→ **GOAL OF THE EXERCISE**: Omit the pictures and return every entry exactly as written.
# start of PROVIDED MATERIAL
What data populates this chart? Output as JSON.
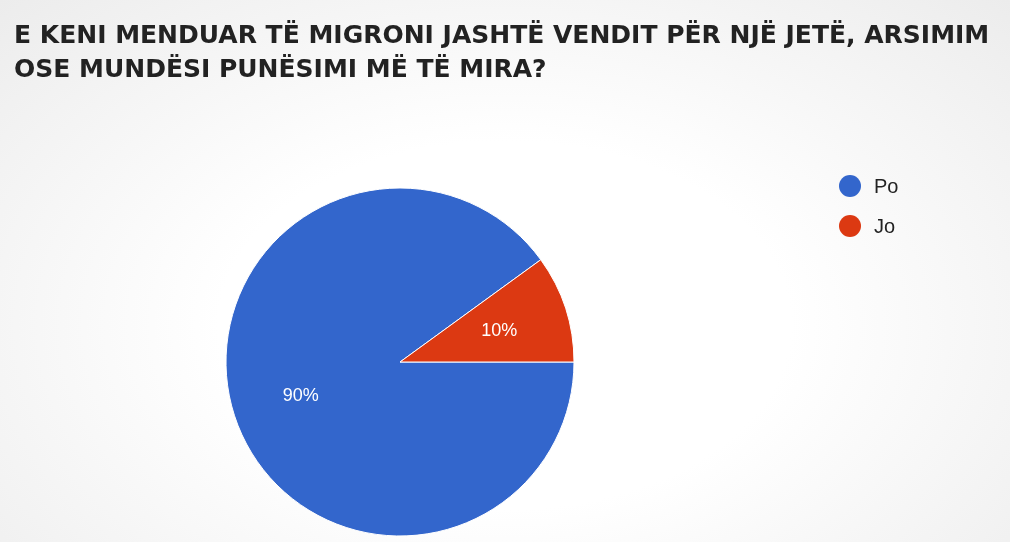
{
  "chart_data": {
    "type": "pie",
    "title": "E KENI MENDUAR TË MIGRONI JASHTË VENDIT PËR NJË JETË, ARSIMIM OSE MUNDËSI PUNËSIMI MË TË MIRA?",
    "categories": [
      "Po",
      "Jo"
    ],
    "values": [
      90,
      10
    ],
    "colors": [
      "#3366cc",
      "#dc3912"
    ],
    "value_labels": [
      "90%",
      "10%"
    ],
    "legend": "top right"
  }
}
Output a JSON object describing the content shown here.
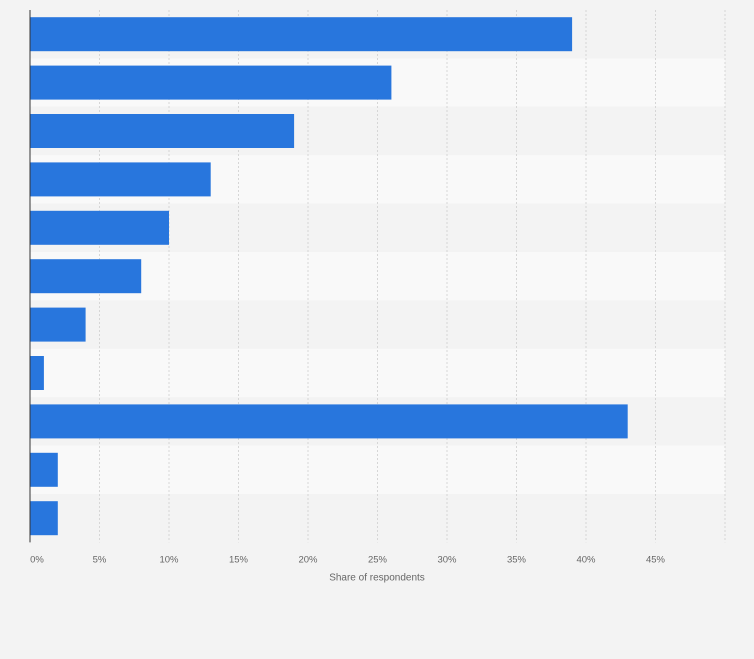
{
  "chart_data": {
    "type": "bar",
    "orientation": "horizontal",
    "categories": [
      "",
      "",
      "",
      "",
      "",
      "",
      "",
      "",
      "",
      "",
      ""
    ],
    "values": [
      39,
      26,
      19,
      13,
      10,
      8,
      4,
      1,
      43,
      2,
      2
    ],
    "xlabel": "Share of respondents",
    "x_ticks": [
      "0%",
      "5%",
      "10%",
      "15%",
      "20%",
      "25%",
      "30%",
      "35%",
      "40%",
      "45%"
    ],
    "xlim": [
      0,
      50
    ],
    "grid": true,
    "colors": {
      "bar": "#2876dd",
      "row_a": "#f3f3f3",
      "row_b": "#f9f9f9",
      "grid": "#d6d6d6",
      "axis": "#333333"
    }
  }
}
# end of PROVIDED MATERIAL
→ **COMPLETE ANSWER**:
What data populates this chart? Output as JSON.
{
  "chart_data": {
    "type": "pie",
    "title": "E KENI MENDUAR TË MIGRONI JASHTË VENDIT PËR NJË JETË, ARSIMIM OSE MUNDËSI PUNËSIMI MË TË MIRA?",
    "categories": [
      "Po",
      "Jo"
    ],
    "values": [
      90,
      10
    ],
    "colors": [
      "#3366cc",
      "#dc3912"
    ],
    "value_labels": [
      "90%",
      "10%"
    ],
    "legend": "top right"
  }
}
Output a JSON object describing the content shown here.
{
  "chart_data": {
    "type": "bar",
    "orientation": "horizontal",
    "categories": [
      "",
      "",
      "",
      "",
      "",
      "",
      "",
      "",
      "",
      "",
      ""
    ],
    "values": [
      39,
      26,
      19,
      13,
      10,
      8,
      4,
      1,
      43,
      2,
      2
    ],
    "xlabel": "Share of respondents",
    "x_ticks": [
      "0%",
      "5%",
      "10%",
      "15%",
      "20%",
      "25%",
      "30%",
      "35%",
      "40%",
      "45%"
    ],
    "xlim": [
      0,
      50
    ],
    "grid": true,
    "colors": {
      "bar": "#2876dd",
      "row_a": "#f3f3f3",
      "row_b": "#f9f9f9",
      "grid": "#d6d6d6",
      "axis": "#333333"
    }
  }
}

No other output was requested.